[CHALLENGE]
Check each line of the data below for the word "color", then extract the ones that have it.

★ ★ ★ ★

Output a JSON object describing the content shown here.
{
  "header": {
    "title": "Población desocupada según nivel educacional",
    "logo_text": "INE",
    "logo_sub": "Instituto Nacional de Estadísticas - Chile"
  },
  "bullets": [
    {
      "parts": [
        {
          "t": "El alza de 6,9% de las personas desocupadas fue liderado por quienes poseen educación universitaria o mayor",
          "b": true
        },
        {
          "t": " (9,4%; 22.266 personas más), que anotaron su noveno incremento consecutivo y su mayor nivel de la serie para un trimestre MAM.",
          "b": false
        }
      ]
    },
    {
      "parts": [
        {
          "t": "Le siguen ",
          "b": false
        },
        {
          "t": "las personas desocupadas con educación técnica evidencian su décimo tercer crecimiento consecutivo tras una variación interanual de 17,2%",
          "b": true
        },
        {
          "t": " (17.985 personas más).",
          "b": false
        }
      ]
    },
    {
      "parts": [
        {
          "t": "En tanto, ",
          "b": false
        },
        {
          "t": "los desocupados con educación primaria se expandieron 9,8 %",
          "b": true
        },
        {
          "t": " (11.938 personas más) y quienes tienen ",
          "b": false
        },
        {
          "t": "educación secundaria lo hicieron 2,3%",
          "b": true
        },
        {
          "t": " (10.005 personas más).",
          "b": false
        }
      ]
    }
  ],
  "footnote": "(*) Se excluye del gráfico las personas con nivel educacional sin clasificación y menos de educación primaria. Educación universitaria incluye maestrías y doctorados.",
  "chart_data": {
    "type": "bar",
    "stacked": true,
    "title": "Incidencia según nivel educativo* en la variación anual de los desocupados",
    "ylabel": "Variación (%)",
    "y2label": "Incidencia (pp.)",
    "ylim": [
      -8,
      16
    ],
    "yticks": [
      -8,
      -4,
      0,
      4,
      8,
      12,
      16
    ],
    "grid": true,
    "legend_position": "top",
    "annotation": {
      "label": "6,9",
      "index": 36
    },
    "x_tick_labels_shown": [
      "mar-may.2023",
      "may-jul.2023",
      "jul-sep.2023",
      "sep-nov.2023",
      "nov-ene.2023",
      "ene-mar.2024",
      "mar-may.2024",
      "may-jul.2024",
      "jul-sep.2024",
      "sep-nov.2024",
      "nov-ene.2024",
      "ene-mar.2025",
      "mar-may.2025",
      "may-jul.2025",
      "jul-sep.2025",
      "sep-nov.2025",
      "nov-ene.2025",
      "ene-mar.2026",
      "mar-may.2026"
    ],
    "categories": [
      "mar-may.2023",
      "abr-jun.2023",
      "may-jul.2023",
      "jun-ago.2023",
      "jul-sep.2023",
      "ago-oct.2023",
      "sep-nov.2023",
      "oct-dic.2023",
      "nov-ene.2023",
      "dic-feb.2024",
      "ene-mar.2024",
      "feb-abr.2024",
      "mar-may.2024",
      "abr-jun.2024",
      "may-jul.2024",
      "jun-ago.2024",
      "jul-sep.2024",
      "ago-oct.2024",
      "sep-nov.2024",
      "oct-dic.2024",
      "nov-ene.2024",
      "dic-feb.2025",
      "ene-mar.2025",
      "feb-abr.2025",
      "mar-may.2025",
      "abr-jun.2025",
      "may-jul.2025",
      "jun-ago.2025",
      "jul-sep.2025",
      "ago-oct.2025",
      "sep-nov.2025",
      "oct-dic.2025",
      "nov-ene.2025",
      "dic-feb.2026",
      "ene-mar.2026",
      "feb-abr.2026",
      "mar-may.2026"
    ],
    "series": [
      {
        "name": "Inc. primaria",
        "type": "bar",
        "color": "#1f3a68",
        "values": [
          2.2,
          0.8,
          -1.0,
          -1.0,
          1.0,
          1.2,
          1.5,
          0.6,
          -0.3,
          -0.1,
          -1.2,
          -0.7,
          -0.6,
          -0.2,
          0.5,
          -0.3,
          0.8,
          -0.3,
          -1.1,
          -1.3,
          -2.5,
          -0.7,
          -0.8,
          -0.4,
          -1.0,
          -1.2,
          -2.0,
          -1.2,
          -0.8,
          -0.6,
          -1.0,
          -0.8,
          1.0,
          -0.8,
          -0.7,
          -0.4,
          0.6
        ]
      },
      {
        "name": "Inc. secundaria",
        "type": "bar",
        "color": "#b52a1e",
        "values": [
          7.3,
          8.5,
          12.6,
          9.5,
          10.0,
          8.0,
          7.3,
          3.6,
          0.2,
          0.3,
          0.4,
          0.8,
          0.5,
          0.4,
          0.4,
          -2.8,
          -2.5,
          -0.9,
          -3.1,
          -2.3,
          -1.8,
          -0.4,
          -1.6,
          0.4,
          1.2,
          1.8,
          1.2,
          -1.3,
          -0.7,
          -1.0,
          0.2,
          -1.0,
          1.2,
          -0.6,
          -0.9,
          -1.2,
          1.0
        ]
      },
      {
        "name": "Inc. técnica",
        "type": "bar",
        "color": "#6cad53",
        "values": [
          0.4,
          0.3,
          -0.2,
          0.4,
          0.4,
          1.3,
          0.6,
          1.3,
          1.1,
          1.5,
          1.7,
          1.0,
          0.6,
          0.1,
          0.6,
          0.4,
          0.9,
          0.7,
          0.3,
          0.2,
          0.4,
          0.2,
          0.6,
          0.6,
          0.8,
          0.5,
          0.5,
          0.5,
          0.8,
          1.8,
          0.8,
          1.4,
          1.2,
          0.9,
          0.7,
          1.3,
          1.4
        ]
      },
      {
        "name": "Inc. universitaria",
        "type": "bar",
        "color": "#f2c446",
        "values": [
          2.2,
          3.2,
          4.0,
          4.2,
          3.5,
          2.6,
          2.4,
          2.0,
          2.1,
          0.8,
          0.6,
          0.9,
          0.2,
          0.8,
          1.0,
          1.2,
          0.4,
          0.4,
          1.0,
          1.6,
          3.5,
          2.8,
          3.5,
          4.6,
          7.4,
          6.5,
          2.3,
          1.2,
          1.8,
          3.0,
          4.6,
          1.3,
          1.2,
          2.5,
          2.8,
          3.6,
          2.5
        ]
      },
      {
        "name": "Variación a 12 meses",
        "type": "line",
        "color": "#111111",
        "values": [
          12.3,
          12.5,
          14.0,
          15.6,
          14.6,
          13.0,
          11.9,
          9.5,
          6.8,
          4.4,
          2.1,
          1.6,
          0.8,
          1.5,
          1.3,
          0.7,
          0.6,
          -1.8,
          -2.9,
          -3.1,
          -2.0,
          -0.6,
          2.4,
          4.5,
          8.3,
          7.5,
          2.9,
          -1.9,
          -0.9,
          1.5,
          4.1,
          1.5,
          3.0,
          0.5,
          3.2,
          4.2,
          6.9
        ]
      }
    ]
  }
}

★ ★ ★ ★

[REPLY TO THE EXERCISE]
        "color": "#1f3a68",
        "color": "#b52a1e",
        "color": "#6cad53",
        "color": "#f2c446",
        "color": "#111111",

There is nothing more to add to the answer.